*Extracted entries*.

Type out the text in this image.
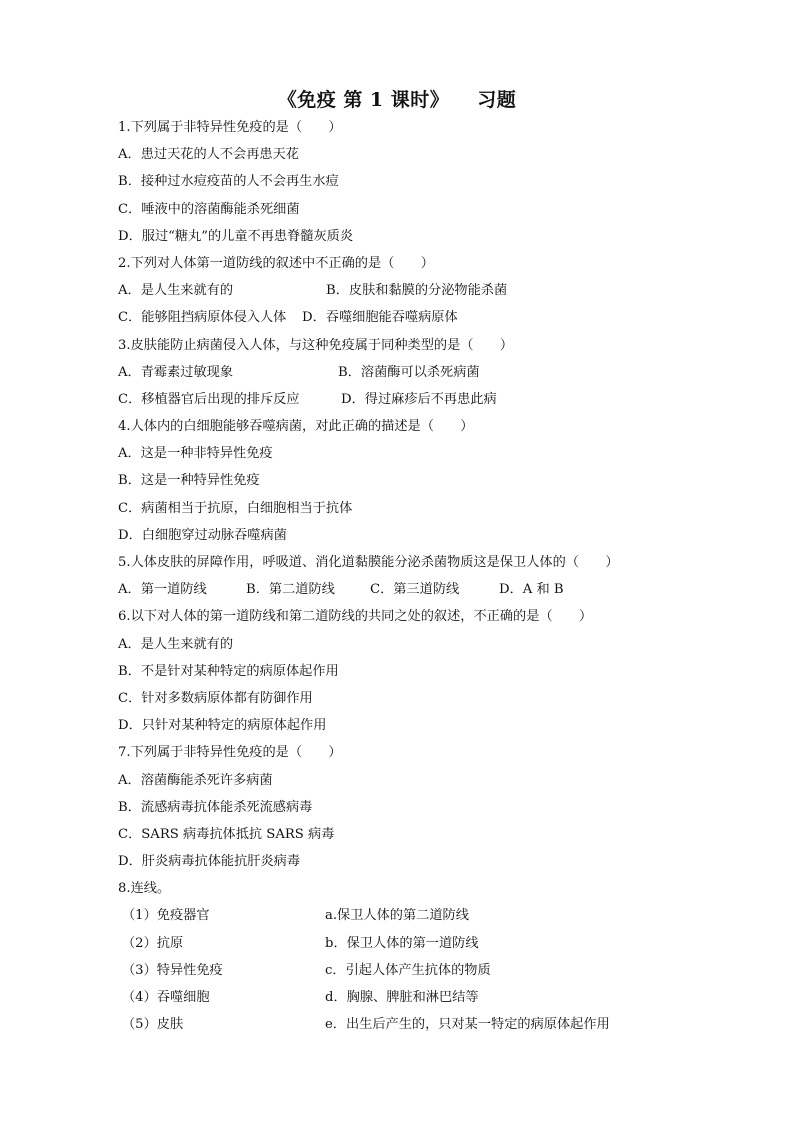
《免疫 第 1 课时》 习题
1.下列属于非特异性免疫的是（　　）
A．患过天花的人不会再患天花
B．接种过水痘疫苗的人不会再生水痘
C．唾液中的溶菌酶能杀死细菌
D．服过“糖丸”的儿童不再患脊髓灰质炎
2.下列对人体第一道防线的叙述中不正确的是（　　）
A．是人生来就有的	B．皮肤和黏膜的分泌物能杀菌
C．能够阻挡病原体侵入人体 D．吞噬细胞能吞噬病原体
3.皮肤能防止病菌侵入人体，与这种免疫属于同种类型的是（　　）
A．青霉素过敏现象	B．溶菌酶可以杀死病菌
C．移植器官后出现的排斥反应	D．得过麻疹后不再患此病
4.人体内的白细胞能够吞噬病菌，对此正确的描述是（　　）
A．这是一种非特异性免疫
B．这是一种特异性免疫
C．病菌相当于抗原，白细胞相当于抗体
D．白细胞穿过动脉吞噬病菌
5.人体皮肤的屏障作用，呼吸道、消化道黏膜能分泌杀菌物质这是保卫人体的（　　）
A．第一道防线	B．第二道防线	C．第三道防线	D．A 和 B
6.以下对人体的第一道防线和第二道防线的共同之处的叙述，不正确的是（　　）
A．是人生来就有的
B．不是针对某种特定的病原体起作用
C．针对多数病原体都有防御作用
D．只针对某种特定的病原体起作用
7.下列属于非特异性免疫的是（　　）
A．溶菌酶能杀死许多病菌
B．流感病毒抗体能杀死流感病毒
C．SARS 病毒抗体抵抗 SARS 病毒
D．肝炎病毒抗体能抗肝炎病毒
8.连线。
（1）免疫器官	a.保卫人体的第二道防线
（2）抗原	b．保卫人体的第一道防线
（3）特异性免疫	c．引起人体产生抗体的物质
（4）吞噬细胞	d．胸腺、脾脏和淋巴结等
（5）皮肤	e．出生后产生的，只对某一特定的病原体起作用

*Given problem*. Each record above should be copied character for character, with pictures dropped.

*Solution to this exercise*.
Type out the text in this image.
《免疫 第 1 课时》 习题
1.下列属于非特异性免疫的是（　　）
A．患过天花的人不会再患天花
B．接种过水痘疫苗的人不会再生水痘
C．唾液中的溶菌酶能杀死细菌
D．服过“糖丸”的儿童不再患脊髓灰质炎
2.下列对人体第一道防线的叙述中不正确的是（　　）
A．是人生来就有的	B．皮肤和黏膜的分泌物能杀菌
C．能够阻挡病原体侵入人体 D．吞噬细胞能吞噬病原体
3.皮肤能防止病菌侵入人体，与这种免疫属于同种类型的是（　　）
A．青霉素过敏现象	B．溶菌酶可以杀死病菌
C．移植器官后出现的排斥反应	D．得过麻疹后不再患此病
4.人体内的白细胞能够吞噬病菌，对此正确的描述是（　　）
A．这是一种非特异性免疫
B．这是一种特异性免疫
C．病菌相当于抗原，白细胞相当于抗体
D．白细胞穿过动脉吞噬病菌
5.人体皮肤的屏障作用，呼吸道、消化道黏膜能分泌杀菌物质这是保卫人体的（　　）
A．第一道防线	B．第二道防线	C．第三道防线	D．A 和 B
6.以下对人体的第一道防线和第二道防线的共同之处的叙述，不正确的是（　　）
A．是人生来就有的
B．不是针对某种特定的病原体起作用
C．针对多数病原体都有防御作用
D．只针对某种特定的病原体起作用
7.下列属于非特异性免疫的是（　　）
A．溶菌酶能杀死许多病菌
B．流感病毒抗体能杀死流感病毒
C．SARS 病毒抗体抵抗 SARS 病毒
D．肝炎病毒抗体能抗肝炎病毒
8.连线。
（1）免疫器官	a.保卫人体的第二道防线
（2）抗原	b．保卫人体的第一道防线
（3）特异性免疫	c．引起人体产生抗体的物质
（4）吞噬细胞	d．胸腺、脾脏和淋巴结等
（5）皮肤	e．出生后产生的，只对某一特定的病原体起作用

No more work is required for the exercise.